# Forum Home Renovation Retaining Walls  Mortar Mix for Rock Wall

## Flyboy

G'day,
Just wondering what the best mix of mortar for a stacked rock wall would be. I was told to use "about 3:1 sand/cement with a bit of lime" which is a little vague. I googled it and came up with all sorts of numbers from 2:1 up to 6:1. 
Also, I had heard that the lime is added to make the mortar more workable but there are better products around than lime. If so, what should the lime be replaced with? 
Thanks

----------


## ozwinner

> G'day,
> Just wondering what the best mix of mortar for a stacked rock wall would be. I was told to use "about 3:1 sand/cement with a bit of lime" which is a little vague. I googled it and came up with all sorts of numbers from 2:1 up to 6:1. 
> Also, I had heard that the lime is added to make the mortar more workable but there are better products around than lime. If so, what should the lime be replaced with? 
> Thanks

  Mix should be 6.1.and.whatever lime makes the sand workable. 
Apart from making the sand workable, Lime has a self healing process if the joint every cracks, Im talking hairline cracks, not gaping cracks from foundation failure. 
Al  :Smilie:

----------


## Flyboy

Thanks Al.
Roughly how much lime would you use, or how do you tell when the mortar is workable? Read somewhere that the mix is 6:1:1 sand/cement/lime. Is this about right? 
Cheers

----------


## journeyman Mick

I was told, both by my blocklayer neighbour and by a landscaper mate who does stone retaining walls that you shouldn't use brickies loam in mortar for rock walls. Preffered sand is sharp plasterer's sand. Something to do with too much shrinkage due to the clay in brickies loam coupled with stone not being as porous as bricks and blocks.

* [OBJECTIVES]
1/ Check each statement against the rock wall mortar thread and answer yes or no, quoting the words that decide it. (a) Flyboy was told to use about 3:1 sand/cement with a bit of lime. (b) ozwinner says lime heals gaping cracks caused by foundation failure. (c) journeyman Mick was told that brickies loam should be used in mortar for rock walls.
2/ According to the rock wall mortar thread, what kind of sand is preferred for rock wall mortar?

* [DATA BLOCK]
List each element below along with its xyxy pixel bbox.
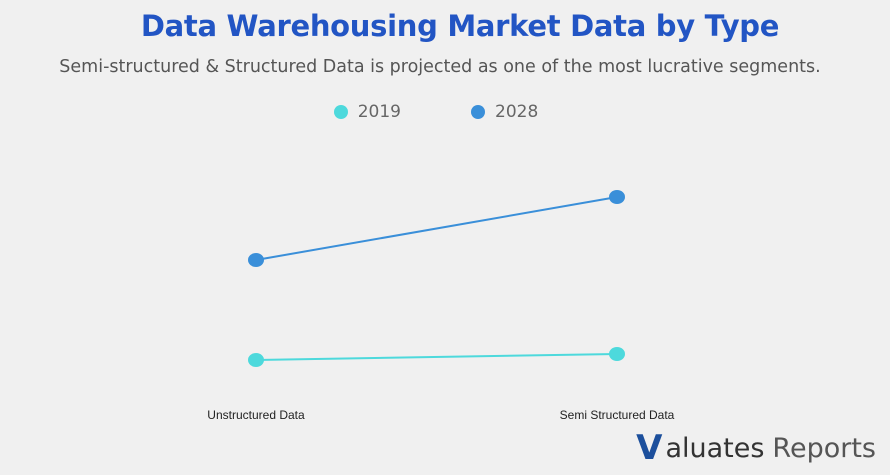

* [ANSWERS PROVIDED]
1/
(a) Yes: "I was told to use "about 3:1 sand/cement with a bit of lime""
(b) No: "Im talking hairline cracks, not gaping cracks from foundation failure."
(c) No: "you shouldn't use brickies loam in mortar for rock walls."

2/ Sharp plasterer's sand.